* [GIVEN PASSAGE]
+++

Visual Portfolio, Posts & Image Gallery for WordPress

Inktober (2017)

Inktober (2017)

What is Inktober?
Started in 2009 by Jake Parker as a challenge to improve his inking skills and develop positive drawing habits, the basic rules have been to create a piece of art in ink, every day, and share it with people – online or offline. In 2016, Parker begun sharing official prompt lists for people to work with.

Prompt list for Inktober, 2017

Challenge Accepted
When the frustration at not using my ipad as much I thought I should aligned with an increasingly bleak looking work situation, and off the back of a team-initated drawing challenge, Inktober 2017 became the perfect escape. And the perfect excuse.

Instead of going back to my traditional art roots, I wanted to use the challenge to develop something else. A problem that had been sitting gathering dust: the ipad pro and apple pencil. The 31-day challenge would be a great opportunity to push ahead one day at a time with getting more comfortable sitting down with the ipad and smashing something out.

But of course, worth doing, worth overdoing.

+++

* [WRITTEN REQUEST] According to the Inktober passage, who started Inktober, and in what year? The lines aren't needed for this.

* [DATA BLOCK]
+++

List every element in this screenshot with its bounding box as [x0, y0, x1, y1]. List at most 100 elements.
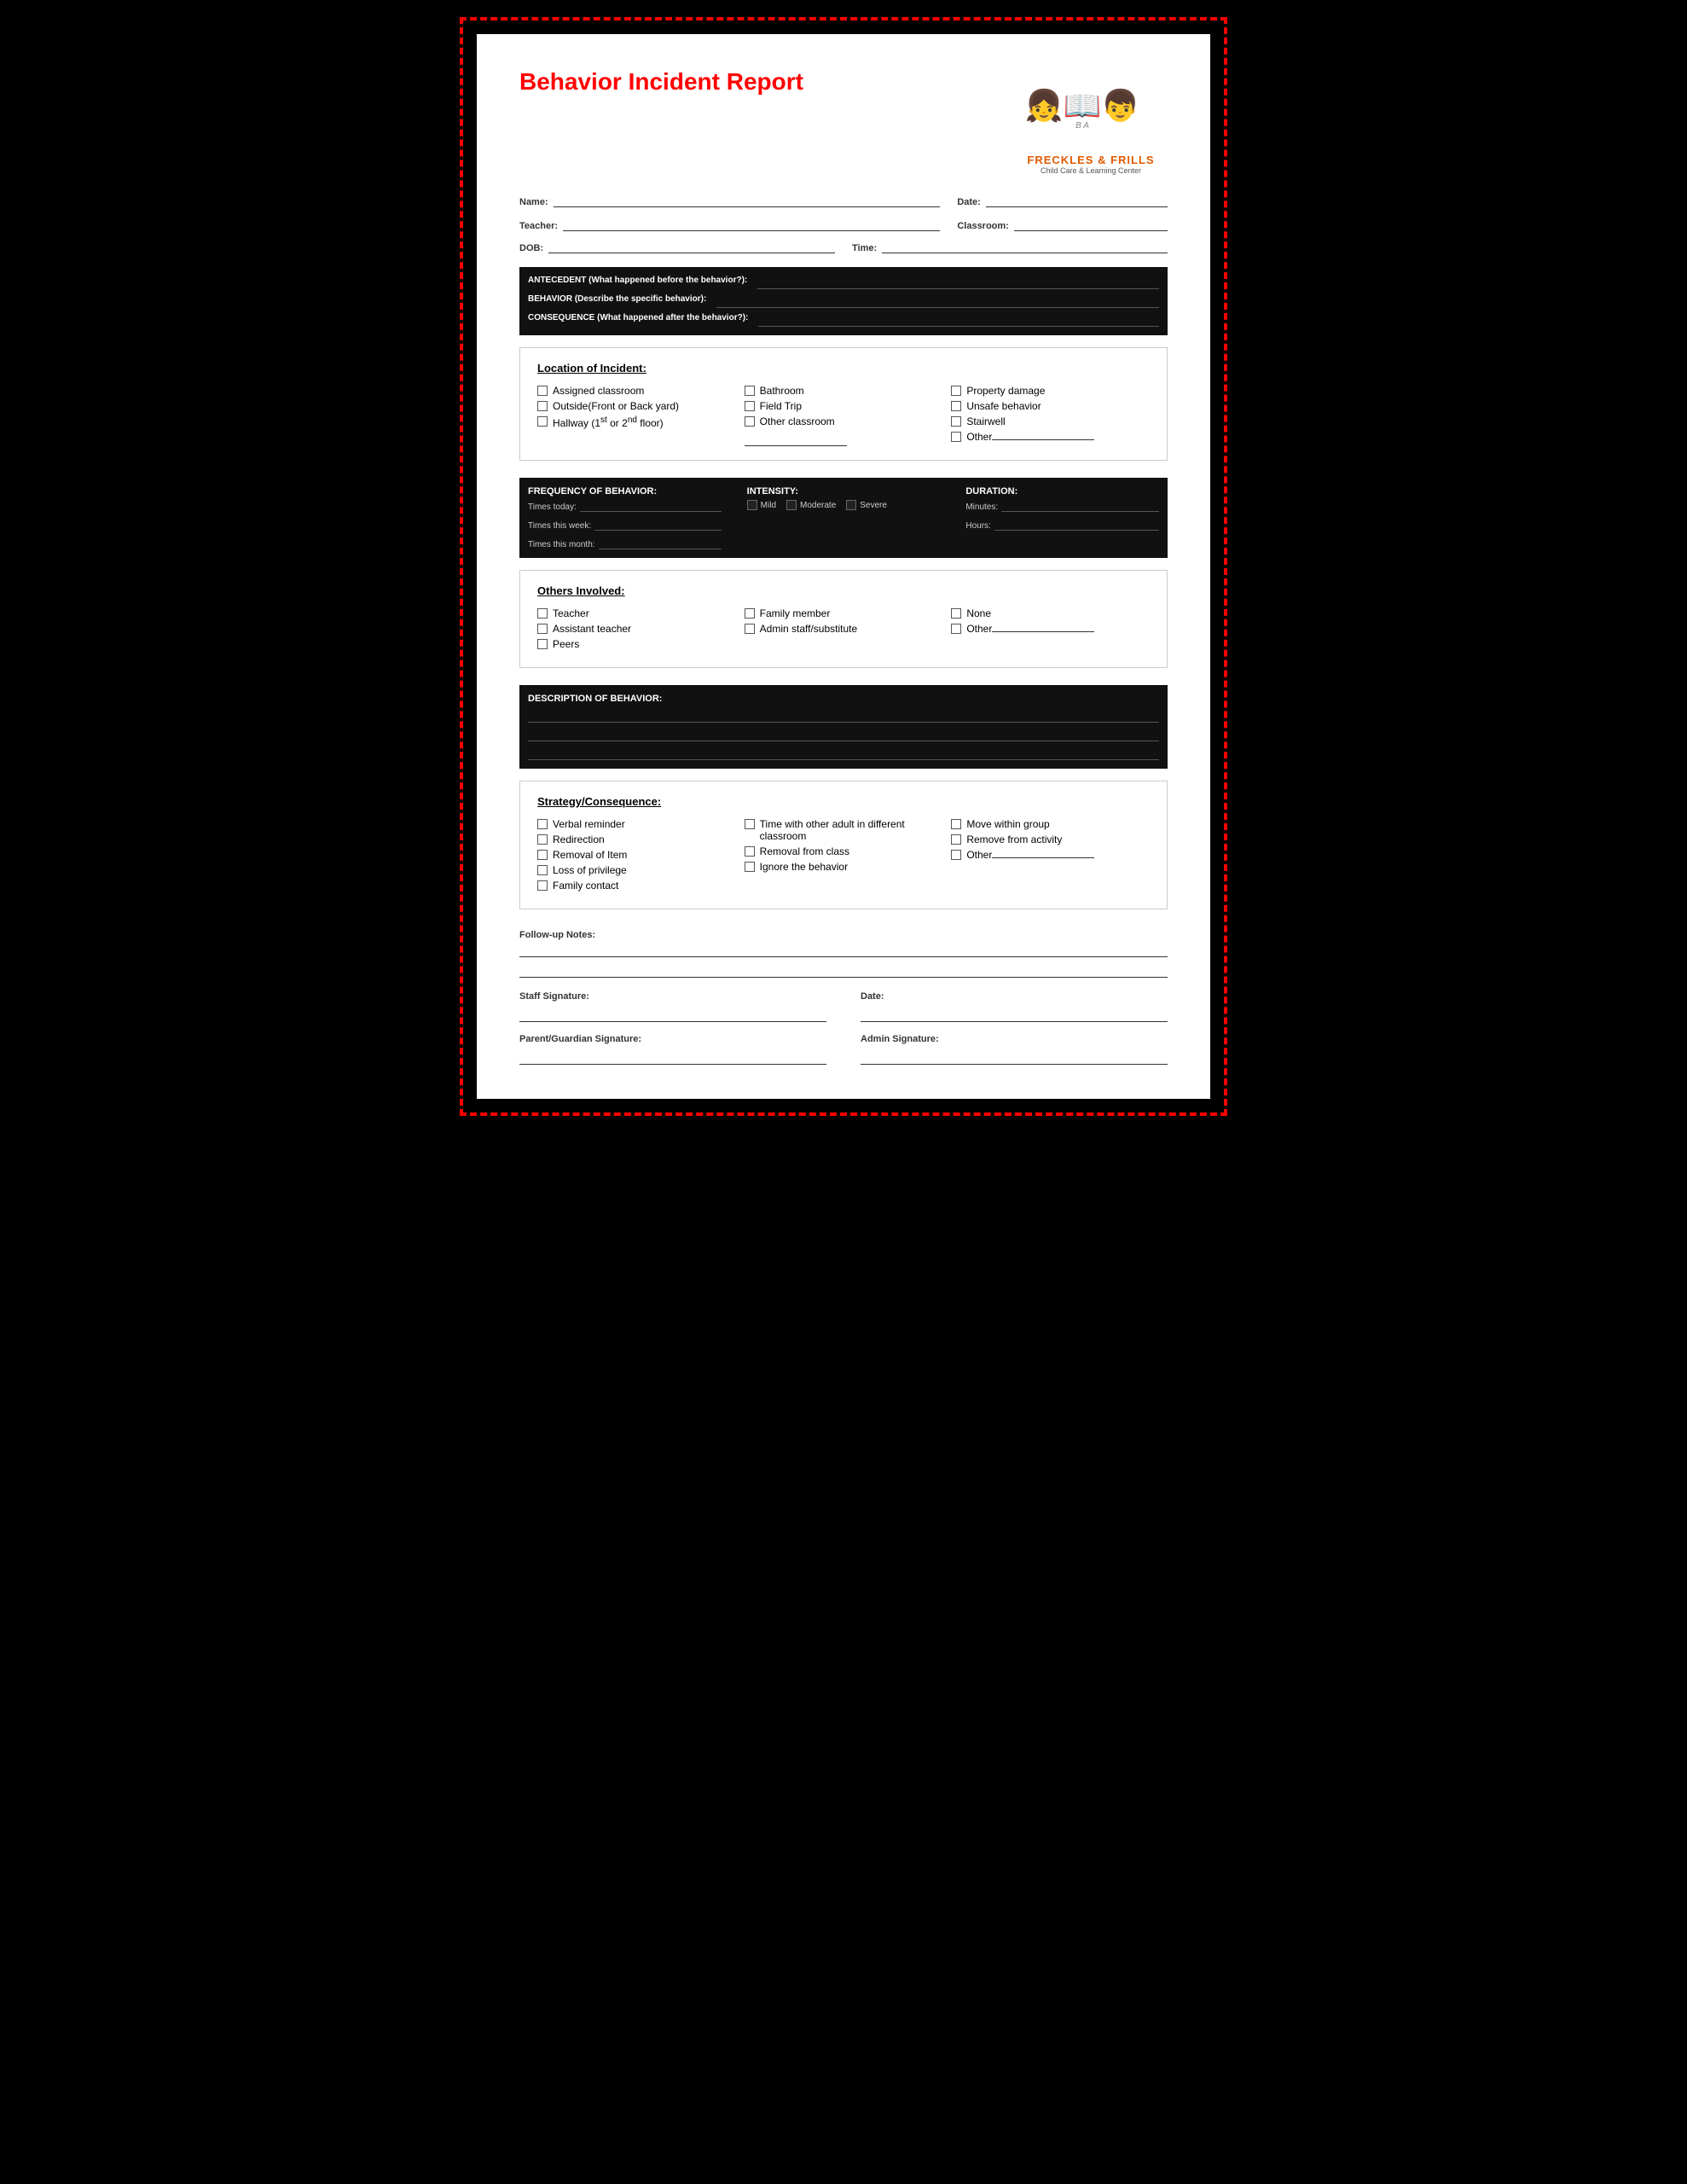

+++

* [TASK ANSWER] Jake Parker started Inktober in 2009.